(Recorded data):
---

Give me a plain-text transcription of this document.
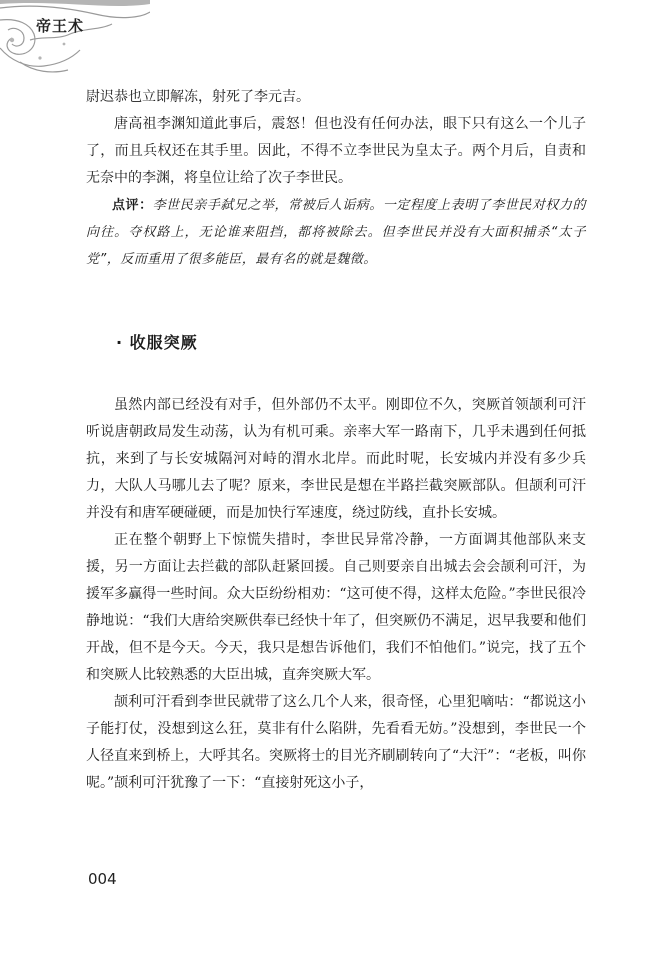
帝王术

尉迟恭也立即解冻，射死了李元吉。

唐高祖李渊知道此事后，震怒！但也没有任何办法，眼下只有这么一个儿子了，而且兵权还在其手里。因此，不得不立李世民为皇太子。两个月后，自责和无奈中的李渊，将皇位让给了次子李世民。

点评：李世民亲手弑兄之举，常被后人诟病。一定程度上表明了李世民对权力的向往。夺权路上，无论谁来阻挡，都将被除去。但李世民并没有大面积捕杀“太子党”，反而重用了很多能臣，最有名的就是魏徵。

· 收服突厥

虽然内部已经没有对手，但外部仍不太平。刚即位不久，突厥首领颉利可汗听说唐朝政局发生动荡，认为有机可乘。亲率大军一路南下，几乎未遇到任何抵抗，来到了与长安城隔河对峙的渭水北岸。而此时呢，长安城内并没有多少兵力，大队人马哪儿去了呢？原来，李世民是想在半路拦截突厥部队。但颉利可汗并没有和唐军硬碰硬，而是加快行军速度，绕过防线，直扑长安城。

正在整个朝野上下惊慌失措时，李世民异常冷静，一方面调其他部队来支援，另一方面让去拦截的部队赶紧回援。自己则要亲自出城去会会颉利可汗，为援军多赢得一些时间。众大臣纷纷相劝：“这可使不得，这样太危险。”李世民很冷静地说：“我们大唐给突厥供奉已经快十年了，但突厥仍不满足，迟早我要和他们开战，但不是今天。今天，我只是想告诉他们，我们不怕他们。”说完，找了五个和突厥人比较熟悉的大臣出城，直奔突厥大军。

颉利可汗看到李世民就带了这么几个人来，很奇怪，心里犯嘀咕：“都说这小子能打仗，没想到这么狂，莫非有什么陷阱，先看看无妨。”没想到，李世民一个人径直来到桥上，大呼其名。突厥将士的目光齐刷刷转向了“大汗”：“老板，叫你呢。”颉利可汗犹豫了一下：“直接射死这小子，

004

---

Repeat all of the data above word for word, minus the pictures.

(Answer to the problem):
Give me a plain-text transcription of this document.
帝王术

尉迟恭也立即解冻，射死了李元吉。

唐高祖李渊知道此事后，震怒！但也没有任何办法，眼下只有这么一个儿子了，而且兵权还在其手里。因此，不得不立李世民为皇太子。两个月后，自责和无奈中的李渊，将皇位让给了次子李世民。

点评：李世民亲手弑兄之举，常被后人诟病。一定程度上表明了李世民对权力的向往。夺权路上，无论谁来阻挡，都将被除去。但李世民并没有大面积捕杀“太子党”，反而重用了很多能臣，最有名的就是魏徵。

· 收服突厥

虽然内部已经没有对手，但外部仍不太平。刚即位不久，突厥首领颉利可汗听说唐朝政局发生动荡，认为有机可乘。亲率大军一路南下，几乎未遇到任何抵抗，来到了与长安城隔河对峙的渭水北岸。而此时呢，长安城内并没有多少兵力，大队人马哪儿去了呢？原来，李世民是想在半路拦截突厥部队。但颉利可汗并没有和唐军硬碰硬，而是加快行军速度，绕过防线，直扑长安城。

正在整个朝野上下惊慌失措时，李世民异常冷静，一方面调其他部队来支援，另一方面让去拦截的部队赶紧回援。自己则要亲自出城去会会颉利可汗，为援军多赢得一些时间。众大臣纷纷相劝：“这可使不得，这样太危险。”李世民很冷静地说：“我们大唐给突厥供奉已经快十年了，但突厥仍不满足，迟早我要和他们开战，但不是今天。今天，我只是想告诉他们，我们不怕他们。”说完，找了五个和突厥人比较熟悉的大臣出城，直奔突厥大军。

颉利可汗看到李世民就带了这么几个人来，很奇怪，心里犯嘀咕：“都说这小子能打仗，没想到这么狂，莫非有什么陷阱，先看看无妨。”没想到，李世民一个人径直来到桥上，大呼其名。突厥将士的目光齐刷刷转向了“大汗”：“老板，叫你呢。”颉利可汗犹豫了一下：“直接射死这小子，

004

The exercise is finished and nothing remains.